## Exercise objective
Copy out lines with the word "ελέγχους" from the material that follows.

## Provided data
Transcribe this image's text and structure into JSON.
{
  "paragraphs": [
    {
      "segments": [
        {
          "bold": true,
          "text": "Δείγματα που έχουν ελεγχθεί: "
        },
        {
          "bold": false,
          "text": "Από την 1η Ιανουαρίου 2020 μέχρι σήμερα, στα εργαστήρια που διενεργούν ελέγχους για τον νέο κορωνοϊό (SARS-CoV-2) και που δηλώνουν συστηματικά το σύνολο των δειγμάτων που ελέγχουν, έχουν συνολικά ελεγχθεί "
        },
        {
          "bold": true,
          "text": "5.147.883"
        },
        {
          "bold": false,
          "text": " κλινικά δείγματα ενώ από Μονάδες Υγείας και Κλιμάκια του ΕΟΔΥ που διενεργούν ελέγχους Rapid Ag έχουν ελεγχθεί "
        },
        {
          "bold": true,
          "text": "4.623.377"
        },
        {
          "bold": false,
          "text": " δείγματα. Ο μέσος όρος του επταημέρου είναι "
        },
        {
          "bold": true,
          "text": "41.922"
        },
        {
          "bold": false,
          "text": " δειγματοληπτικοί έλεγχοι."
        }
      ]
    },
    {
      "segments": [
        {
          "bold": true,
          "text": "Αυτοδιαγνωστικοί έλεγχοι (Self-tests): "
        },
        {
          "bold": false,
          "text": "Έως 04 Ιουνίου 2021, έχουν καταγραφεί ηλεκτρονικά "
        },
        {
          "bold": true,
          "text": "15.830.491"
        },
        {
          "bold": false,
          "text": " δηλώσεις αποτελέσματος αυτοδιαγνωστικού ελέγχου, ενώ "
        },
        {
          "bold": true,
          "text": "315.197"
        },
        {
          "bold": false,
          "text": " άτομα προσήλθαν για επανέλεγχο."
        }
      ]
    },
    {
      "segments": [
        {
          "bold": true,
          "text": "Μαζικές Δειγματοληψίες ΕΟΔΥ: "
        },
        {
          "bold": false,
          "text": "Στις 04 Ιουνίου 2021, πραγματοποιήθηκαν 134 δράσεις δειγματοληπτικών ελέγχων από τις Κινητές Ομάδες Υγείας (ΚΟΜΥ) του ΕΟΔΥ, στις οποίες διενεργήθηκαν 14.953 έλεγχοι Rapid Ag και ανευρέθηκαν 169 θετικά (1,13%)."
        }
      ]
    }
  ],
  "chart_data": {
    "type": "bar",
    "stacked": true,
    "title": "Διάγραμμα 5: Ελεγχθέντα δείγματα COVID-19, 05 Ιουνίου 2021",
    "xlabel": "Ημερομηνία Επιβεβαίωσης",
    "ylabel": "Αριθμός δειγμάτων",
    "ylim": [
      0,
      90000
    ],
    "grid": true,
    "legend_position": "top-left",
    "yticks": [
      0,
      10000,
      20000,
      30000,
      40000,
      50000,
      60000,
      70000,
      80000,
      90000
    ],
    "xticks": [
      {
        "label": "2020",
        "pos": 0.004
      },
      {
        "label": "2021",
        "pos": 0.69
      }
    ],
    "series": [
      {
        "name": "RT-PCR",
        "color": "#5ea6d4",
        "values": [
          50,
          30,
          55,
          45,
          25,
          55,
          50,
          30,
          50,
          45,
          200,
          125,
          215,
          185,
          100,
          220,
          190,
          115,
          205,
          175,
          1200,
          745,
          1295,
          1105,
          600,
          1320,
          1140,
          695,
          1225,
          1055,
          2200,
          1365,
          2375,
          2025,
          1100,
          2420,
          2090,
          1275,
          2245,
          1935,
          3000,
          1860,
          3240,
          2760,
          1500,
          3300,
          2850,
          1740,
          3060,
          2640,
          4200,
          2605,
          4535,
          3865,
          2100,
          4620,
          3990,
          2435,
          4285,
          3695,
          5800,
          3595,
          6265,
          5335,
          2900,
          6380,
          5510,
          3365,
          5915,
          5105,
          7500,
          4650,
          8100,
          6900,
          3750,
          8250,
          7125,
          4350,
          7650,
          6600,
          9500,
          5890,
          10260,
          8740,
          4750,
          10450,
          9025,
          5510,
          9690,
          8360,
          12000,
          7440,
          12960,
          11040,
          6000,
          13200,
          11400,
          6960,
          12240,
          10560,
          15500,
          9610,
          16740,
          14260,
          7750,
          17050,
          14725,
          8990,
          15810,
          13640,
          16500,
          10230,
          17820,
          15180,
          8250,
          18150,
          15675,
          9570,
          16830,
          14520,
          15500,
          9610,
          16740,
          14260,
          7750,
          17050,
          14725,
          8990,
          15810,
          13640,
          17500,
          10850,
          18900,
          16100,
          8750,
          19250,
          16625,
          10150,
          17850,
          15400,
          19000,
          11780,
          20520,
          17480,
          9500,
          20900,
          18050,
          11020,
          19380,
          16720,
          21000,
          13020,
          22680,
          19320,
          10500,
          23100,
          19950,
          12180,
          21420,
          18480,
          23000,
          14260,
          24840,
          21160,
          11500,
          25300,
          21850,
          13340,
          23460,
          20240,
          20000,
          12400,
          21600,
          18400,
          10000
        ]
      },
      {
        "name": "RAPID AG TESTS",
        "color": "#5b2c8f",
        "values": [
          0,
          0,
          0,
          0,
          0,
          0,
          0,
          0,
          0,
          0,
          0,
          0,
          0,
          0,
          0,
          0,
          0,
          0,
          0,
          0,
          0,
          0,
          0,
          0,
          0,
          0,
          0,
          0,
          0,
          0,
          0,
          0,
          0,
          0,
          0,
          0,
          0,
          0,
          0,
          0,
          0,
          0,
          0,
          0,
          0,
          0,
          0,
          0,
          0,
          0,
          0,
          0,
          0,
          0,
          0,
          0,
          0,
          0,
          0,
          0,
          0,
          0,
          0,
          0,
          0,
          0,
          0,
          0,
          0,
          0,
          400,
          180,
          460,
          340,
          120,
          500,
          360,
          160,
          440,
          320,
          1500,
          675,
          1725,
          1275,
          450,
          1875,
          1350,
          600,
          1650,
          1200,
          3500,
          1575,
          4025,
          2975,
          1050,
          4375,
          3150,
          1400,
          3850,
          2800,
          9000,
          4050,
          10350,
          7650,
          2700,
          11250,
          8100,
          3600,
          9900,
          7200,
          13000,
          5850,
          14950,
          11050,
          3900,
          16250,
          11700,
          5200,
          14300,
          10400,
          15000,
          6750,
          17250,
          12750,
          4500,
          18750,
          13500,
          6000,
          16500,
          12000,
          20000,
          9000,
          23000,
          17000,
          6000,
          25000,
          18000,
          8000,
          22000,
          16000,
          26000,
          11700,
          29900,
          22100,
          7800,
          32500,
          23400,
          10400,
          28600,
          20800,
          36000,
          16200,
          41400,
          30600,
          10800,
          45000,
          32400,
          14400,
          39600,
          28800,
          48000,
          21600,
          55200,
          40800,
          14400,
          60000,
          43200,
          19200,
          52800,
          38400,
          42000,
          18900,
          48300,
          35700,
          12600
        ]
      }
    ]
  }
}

## Written response
          "text": "Από την 1η Ιανουαρίου 2020 μέχρι σήμερα, στα εργαστήρια που διενεργούν ελέγχους για τον νέο κορωνοϊό (SARS-CoV-2) και που δηλώνουν συστηματικά το σύνολο των δειγμάτων που ελέγχουν, έχουν συνολικά ελεγχθεί "
          "text": " κλινικά δείγματα ενώ από Μονάδες Υγείας και Κλιμάκια του ΕΟΔΥ που διενεργούν ελέγχους Rapid Ag έχουν ελεγχθεί "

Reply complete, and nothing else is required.